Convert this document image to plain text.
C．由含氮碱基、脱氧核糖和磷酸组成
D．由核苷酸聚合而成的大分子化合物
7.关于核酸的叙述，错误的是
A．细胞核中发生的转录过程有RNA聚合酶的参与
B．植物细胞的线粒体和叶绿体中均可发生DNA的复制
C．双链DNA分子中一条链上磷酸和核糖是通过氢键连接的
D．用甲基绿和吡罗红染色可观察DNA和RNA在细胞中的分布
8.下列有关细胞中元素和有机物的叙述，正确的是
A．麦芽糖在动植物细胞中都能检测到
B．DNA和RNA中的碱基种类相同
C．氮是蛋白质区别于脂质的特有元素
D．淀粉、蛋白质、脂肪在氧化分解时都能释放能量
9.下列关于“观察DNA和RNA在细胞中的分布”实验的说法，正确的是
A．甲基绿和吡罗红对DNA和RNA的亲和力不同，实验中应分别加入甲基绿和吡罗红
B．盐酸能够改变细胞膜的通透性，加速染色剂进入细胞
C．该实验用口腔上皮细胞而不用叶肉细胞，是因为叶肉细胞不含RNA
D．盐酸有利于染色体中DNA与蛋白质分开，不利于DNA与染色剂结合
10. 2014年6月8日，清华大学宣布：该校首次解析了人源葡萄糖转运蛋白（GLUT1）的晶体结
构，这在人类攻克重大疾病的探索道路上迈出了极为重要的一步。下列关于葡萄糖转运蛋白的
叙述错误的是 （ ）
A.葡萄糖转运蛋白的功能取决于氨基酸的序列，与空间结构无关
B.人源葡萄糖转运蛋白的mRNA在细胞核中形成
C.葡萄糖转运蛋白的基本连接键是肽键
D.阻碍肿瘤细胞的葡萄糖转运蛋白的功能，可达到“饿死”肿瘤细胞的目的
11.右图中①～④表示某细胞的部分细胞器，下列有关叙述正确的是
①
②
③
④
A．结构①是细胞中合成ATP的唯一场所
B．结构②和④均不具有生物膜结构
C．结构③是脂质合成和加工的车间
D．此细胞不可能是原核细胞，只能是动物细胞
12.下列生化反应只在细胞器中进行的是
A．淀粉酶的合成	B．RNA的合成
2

Exercise:
Please transcribe the material above in full, keeping every character intact.

Exercise solution:
Convert this document image to plain text.
C．由含氮碱基、脱氧核糖和磷酸组成
D．由核苷酸聚合而成的大分子化合物
7.关于核酸的叙述，错误的是
A．细胞核中发生的转录过程有RNA聚合酶的参与
B．植物细胞的线粒体和叶绿体中均可发生DNA的复制
C．双链DNA分子中一条链上磷酸和核糖是通过氢键连接的
D．用甲基绿和吡罗红染色可观察DNA和RNA在细胞中的分布
8.下列有关细胞中元素和有机物的叙述，正确的是
A．麦芽糖在动植物细胞中都能检测到
B．DNA和RNA中的碱基种类相同
C．氮是蛋白质区别于脂质的特有元素
D．淀粉、蛋白质、脂肪在氧化分解时都能释放能量
9.下列关于“观察DNA和RNA在细胞中的分布”实验的说法，正确的是
A．甲基绿和吡罗红对DNA和RNA的亲和力不同，实验中应分别加入甲基绿和吡罗红
B．盐酸能够改变细胞膜的通透性，加速染色剂进入细胞
C．该实验用口腔上皮细胞而不用叶肉细胞，是因为叶肉细胞不含RNA
D．盐酸有利于染色体中DNA与蛋白质分开，不利于DNA与染色剂结合
10. 2014年6月8日，清华大学宣布：该校首次解析了人源葡萄糖转运蛋白（GLUT1）的晶体结
构，这在人类攻克重大疾病的探索道路上迈出了极为重要的一步。下列关于葡萄糖转运蛋白的
叙述错误的是 （ ）
A.葡萄糖转运蛋白的功能取决于氨基酸的序列，与空间结构无关
B.人源葡萄糖转运蛋白的mRNA在细胞核中形成
C.葡萄糖转运蛋白的基本连接键是肽键
D.阻碍肿瘤细胞的葡萄糖转运蛋白的功能，可达到“饿死”肿瘤细胞的目的
11.右图中①～④表示某细胞的部分细胞器，下列有关叙述正确的是
①
②
③
④
A．结构①是细胞中合成ATP的唯一场所
B．结构②和④均不具有生物膜结构
C．结构③是脂质合成和加工的车间
D．此细胞不可能是原核细胞，只能是动物细胞
12.下列生化反应只在细胞器中进行的是
A．淀粉酶的合成	B．RNA的合成
2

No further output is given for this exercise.